## begin Data for processing

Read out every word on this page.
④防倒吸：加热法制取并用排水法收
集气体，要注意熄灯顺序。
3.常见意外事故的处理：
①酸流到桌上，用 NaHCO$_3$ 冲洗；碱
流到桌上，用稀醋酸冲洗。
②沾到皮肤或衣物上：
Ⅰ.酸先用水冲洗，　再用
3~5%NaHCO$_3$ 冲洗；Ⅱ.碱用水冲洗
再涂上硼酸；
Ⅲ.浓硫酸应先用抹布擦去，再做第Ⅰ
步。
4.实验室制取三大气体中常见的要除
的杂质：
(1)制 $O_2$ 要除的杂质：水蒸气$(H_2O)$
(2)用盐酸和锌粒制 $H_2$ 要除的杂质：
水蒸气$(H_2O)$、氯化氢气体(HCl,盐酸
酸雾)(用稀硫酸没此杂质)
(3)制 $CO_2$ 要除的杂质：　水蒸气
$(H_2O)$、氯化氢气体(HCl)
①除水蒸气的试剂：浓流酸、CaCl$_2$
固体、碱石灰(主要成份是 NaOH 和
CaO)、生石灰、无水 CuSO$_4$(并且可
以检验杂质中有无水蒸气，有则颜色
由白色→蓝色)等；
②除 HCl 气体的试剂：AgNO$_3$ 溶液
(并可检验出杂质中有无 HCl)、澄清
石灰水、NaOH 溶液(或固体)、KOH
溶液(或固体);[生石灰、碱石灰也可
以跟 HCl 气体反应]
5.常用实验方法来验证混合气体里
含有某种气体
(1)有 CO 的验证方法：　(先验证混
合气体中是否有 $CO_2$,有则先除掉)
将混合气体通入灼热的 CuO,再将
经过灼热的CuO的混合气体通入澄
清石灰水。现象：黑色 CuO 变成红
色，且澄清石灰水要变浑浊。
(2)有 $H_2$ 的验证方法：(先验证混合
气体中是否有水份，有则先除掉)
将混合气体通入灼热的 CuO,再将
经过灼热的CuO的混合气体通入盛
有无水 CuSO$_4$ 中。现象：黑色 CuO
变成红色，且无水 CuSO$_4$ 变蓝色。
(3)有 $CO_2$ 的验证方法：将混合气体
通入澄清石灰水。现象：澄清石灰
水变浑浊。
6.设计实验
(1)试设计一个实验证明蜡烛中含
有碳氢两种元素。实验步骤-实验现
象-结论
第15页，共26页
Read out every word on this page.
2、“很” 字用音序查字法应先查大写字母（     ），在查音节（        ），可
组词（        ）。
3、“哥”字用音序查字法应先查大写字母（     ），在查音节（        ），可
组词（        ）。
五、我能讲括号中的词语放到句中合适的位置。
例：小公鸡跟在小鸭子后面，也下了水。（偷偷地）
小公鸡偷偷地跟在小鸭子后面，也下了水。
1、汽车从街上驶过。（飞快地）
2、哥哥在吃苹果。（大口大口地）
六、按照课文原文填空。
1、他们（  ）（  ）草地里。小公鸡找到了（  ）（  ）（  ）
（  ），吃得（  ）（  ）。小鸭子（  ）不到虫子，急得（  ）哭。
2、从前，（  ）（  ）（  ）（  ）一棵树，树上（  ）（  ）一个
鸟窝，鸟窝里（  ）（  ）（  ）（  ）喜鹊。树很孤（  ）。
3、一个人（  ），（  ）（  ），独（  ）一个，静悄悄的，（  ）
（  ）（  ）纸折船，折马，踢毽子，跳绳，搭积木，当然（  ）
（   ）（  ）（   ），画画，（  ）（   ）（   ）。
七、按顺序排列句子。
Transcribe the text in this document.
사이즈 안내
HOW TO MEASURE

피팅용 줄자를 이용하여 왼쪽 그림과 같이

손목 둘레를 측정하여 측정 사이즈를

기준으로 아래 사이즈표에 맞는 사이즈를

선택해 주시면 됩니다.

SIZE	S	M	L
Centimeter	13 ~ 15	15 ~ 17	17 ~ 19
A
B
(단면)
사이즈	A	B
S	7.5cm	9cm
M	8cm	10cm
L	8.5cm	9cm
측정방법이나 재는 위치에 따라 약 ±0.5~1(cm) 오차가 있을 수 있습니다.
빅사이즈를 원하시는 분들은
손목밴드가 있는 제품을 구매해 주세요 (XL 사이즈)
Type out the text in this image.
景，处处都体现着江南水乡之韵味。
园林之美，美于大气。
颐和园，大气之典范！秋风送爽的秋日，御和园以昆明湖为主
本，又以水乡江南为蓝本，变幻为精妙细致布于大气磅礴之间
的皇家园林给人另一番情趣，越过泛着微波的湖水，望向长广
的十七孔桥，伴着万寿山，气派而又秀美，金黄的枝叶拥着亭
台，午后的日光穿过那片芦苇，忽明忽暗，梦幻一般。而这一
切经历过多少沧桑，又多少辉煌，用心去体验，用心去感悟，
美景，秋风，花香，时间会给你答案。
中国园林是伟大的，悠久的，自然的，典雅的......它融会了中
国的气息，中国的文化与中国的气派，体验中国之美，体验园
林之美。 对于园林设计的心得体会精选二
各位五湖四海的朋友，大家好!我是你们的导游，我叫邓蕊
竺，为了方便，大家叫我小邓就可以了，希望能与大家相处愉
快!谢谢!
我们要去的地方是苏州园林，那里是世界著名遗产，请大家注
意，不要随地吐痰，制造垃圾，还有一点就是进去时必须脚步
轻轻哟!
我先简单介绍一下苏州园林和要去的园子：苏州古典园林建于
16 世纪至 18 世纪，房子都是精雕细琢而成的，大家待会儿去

## end Data for processing

◆ **To do**
Copy exactly the line containing "Type out the text in this image." and every line after it, ending with the last line of the records above.

◆ **The response**
Type out the text in this image.
景，处处都体现着江南水乡之韵味。
园林之美，美于大气。
颐和园，大气之典范！秋风送爽的秋日，御和园以昆明湖为主
本，又以水乡江南为蓝本，变幻为精妙细致布于大气磅礴之间
的皇家园林给人另一番情趣，越过泛着微波的湖水，望向长广
的十七孔桥，伴着万寿山，气派而又秀美，金黄的枝叶拥着亭
台，午后的日光穿过那片芦苇，忽明忽暗，梦幻一般。而这一
切经历过多少沧桑，又多少辉煌，用心去体验，用心去感悟，
美景，秋风，花香，时间会给你答案。
中国园林是伟大的，悠久的，自然的，典雅的......它融会了中
国的气息，中国的文化与中国的气派，体验中国之美，体验园
林之美。 对于园林设计的心得体会精选二
各位五湖四海的朋友，大家好!我是你们的导游，我叫邓蕊
竺，为了方便，大家叫我小邓就可以了，希望能与大家相处愉
快!谢谢!
我们要去的地方是苏州园林，那里是世界著名遗产，请大家注
意，不要随地吐痰，制造垃圾，还有一点就是进去时必须脚步
轻轻哟!
我先简单介绍一下苏州园林和要去的园子：苏州古典园林建于
16 世纪至 18 世纪，房子都是精雕细琢而成的，大家待会儿去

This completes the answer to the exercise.